#### [To do]
Lines containing the word "trakteer" are the ones to copy from the records below.

#### [Data entries]

━━━━

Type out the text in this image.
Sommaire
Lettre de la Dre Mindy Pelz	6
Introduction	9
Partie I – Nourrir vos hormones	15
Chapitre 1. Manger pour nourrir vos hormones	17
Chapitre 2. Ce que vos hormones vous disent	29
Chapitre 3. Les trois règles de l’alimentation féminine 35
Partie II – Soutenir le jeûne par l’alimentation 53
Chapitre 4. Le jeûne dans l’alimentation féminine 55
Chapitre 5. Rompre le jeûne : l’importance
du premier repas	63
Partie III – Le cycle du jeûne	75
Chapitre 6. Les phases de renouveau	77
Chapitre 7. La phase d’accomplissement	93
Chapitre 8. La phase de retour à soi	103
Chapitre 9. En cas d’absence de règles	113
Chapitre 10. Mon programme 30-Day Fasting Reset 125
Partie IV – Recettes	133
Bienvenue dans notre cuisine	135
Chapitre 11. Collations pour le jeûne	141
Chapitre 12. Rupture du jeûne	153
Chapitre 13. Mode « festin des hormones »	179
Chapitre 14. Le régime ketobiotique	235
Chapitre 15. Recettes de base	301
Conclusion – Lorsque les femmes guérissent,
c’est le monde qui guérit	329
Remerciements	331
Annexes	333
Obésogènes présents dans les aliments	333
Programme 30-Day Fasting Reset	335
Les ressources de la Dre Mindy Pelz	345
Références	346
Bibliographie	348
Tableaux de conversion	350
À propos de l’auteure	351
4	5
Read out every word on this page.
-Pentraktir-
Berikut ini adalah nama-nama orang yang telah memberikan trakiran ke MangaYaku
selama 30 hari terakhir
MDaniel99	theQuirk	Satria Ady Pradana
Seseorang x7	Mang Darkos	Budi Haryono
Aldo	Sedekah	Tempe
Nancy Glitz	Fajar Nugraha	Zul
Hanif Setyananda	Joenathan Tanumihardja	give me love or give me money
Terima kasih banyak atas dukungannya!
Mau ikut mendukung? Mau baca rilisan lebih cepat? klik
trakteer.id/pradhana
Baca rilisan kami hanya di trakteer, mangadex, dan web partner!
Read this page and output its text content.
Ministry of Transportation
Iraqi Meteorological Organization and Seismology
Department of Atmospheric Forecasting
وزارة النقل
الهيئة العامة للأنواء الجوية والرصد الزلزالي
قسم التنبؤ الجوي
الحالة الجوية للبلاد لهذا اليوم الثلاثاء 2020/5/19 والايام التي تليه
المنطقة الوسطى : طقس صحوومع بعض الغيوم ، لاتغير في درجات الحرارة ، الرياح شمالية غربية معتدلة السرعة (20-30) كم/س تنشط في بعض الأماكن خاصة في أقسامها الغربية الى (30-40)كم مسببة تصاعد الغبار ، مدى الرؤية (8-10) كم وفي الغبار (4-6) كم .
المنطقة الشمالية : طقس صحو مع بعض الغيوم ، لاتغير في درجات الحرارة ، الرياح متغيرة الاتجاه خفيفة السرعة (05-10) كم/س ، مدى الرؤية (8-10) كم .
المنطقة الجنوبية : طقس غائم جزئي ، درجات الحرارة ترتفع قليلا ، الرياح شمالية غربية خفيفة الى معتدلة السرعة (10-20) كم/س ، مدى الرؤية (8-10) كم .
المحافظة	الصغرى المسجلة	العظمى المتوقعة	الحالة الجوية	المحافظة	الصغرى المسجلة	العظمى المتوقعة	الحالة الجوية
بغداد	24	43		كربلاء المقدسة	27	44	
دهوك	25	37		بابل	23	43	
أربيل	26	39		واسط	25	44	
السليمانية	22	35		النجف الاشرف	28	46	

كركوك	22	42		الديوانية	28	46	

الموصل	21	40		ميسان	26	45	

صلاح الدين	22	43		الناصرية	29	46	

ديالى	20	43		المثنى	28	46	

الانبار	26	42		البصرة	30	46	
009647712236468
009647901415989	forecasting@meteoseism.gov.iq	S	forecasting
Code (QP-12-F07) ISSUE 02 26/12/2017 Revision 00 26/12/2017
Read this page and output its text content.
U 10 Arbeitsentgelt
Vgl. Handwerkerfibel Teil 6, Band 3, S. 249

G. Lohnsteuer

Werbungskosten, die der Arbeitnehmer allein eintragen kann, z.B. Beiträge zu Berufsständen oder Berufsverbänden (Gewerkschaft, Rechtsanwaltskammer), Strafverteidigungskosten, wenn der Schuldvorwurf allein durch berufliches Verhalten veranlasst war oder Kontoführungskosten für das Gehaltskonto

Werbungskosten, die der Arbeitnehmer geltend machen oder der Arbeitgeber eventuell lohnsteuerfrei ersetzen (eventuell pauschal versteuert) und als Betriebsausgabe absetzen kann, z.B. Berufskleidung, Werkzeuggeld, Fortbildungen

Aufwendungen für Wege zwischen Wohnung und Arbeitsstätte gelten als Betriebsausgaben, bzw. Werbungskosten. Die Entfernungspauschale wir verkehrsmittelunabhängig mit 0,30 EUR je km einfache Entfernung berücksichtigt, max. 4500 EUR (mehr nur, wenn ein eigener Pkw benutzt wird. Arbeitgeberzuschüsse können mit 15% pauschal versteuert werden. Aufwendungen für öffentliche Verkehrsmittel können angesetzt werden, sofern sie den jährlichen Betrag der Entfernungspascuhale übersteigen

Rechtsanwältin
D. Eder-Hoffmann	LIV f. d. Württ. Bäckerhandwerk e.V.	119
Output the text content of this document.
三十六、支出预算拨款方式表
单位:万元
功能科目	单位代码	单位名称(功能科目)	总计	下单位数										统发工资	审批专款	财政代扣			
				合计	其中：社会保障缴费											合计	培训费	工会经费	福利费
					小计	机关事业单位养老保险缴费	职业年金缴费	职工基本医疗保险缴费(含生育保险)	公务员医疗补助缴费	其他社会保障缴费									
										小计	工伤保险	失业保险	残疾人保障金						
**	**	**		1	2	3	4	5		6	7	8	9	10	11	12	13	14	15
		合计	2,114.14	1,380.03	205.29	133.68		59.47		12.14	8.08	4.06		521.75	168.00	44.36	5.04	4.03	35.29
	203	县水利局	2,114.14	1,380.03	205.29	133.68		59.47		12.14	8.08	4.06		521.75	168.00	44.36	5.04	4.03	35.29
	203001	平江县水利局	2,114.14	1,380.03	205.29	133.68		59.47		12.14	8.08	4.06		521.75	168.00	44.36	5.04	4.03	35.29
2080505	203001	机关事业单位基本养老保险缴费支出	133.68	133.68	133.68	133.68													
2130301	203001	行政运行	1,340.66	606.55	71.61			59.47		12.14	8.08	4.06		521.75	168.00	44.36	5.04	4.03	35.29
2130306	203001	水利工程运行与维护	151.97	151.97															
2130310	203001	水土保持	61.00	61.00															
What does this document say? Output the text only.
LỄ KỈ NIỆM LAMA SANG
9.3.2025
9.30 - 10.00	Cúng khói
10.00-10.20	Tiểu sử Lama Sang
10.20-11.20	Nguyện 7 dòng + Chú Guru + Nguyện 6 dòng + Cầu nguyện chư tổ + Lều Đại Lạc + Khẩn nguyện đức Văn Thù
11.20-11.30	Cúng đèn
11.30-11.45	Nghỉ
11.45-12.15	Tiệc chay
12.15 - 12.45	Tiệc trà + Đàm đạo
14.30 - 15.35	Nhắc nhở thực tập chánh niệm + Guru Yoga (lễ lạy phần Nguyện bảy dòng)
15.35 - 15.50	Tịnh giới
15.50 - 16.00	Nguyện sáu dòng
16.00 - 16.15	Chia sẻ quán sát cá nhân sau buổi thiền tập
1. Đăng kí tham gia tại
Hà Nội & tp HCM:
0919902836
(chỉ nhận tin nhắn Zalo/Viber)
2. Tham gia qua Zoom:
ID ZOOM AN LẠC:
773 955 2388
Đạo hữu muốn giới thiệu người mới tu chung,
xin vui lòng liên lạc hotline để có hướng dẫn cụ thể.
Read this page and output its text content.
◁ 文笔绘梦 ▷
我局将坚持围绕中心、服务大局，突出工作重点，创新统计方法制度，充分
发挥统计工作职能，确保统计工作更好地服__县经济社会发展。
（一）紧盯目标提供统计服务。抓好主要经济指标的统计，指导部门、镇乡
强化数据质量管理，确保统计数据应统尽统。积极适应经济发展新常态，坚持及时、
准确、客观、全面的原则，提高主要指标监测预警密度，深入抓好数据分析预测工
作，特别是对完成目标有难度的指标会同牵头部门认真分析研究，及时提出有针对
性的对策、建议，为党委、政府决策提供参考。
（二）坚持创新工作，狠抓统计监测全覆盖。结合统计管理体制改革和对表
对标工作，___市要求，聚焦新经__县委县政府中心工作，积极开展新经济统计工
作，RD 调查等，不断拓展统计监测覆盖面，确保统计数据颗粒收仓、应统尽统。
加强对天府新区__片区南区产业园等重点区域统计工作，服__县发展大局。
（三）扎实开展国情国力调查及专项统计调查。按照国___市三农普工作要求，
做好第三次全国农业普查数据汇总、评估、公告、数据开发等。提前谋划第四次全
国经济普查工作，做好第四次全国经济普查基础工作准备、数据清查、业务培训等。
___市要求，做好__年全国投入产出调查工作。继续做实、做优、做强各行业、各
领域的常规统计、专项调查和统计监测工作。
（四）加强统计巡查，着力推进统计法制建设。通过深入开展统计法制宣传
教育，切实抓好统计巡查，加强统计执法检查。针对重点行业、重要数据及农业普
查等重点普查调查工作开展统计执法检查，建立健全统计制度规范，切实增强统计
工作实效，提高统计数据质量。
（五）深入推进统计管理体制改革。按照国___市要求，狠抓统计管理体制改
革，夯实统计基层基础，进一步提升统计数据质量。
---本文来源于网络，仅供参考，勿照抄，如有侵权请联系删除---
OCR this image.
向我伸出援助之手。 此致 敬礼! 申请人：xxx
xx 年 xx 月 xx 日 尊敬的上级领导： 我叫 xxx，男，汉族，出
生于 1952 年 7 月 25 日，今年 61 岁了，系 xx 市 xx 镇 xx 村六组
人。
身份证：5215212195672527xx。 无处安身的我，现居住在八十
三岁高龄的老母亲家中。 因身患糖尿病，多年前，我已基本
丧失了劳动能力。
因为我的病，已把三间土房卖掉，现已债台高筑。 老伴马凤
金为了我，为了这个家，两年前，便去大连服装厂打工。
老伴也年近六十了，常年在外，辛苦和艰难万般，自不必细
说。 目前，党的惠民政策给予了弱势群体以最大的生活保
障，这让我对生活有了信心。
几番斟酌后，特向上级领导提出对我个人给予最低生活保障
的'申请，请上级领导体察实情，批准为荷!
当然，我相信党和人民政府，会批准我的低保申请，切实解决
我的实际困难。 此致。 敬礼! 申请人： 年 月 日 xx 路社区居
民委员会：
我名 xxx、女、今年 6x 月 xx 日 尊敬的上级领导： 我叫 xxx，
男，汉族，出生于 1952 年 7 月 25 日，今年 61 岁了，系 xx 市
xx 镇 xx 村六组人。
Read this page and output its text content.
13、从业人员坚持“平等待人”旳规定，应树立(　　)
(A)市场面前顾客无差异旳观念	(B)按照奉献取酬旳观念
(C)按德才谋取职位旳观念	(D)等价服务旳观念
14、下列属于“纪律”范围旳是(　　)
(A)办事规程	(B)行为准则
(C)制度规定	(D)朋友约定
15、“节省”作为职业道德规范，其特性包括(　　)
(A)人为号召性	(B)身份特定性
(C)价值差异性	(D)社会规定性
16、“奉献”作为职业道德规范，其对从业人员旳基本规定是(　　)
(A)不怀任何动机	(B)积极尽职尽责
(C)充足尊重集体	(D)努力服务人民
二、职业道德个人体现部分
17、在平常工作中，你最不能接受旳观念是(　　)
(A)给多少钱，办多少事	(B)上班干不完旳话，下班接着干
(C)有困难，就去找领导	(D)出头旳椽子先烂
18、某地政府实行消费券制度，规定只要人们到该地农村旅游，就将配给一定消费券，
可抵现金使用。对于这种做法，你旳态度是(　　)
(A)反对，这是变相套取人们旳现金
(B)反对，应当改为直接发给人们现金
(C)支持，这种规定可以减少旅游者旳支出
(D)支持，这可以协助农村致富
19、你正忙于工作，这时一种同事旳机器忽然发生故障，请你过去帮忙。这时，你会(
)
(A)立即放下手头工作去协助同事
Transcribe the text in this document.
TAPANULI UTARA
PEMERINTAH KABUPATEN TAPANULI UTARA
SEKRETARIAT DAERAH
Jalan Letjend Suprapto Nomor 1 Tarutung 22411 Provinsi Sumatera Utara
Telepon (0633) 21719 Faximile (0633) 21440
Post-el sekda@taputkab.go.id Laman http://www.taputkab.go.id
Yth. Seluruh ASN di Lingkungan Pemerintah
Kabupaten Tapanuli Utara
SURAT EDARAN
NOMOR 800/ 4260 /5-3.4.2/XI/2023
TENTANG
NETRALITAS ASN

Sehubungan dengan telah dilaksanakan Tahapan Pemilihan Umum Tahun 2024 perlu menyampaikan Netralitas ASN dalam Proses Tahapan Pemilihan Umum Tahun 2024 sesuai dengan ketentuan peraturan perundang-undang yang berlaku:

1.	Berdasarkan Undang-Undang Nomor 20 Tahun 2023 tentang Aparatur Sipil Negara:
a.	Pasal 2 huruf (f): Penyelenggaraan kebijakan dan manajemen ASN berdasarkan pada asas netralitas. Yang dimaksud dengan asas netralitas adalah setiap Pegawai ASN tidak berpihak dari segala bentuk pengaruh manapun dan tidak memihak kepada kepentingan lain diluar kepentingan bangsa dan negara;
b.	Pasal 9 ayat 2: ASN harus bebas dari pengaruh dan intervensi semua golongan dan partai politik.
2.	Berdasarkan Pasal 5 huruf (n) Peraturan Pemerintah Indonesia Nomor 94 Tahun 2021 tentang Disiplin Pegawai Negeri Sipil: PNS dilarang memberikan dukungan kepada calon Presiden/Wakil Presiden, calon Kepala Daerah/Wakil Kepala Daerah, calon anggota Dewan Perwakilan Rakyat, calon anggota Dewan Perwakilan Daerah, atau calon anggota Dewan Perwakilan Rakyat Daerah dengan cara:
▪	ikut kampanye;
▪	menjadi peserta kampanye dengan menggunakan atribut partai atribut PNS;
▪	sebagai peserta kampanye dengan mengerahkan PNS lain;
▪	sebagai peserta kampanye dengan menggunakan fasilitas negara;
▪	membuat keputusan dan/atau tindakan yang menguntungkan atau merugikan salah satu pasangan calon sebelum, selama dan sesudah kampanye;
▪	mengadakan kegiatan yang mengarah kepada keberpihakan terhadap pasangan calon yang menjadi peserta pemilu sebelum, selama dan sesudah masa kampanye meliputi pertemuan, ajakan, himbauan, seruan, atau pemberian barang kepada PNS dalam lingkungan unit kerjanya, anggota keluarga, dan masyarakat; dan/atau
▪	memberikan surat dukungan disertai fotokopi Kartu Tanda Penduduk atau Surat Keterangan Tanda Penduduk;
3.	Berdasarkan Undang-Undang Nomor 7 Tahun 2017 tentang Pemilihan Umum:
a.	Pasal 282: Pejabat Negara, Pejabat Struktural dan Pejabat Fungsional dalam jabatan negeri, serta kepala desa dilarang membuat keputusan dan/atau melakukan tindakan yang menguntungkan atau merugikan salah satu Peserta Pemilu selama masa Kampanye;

━━━━

#### [Task output]
trakteer.id/pradhana
Baca rilisan kami hanya di trakteer, mangadex, dan web partner!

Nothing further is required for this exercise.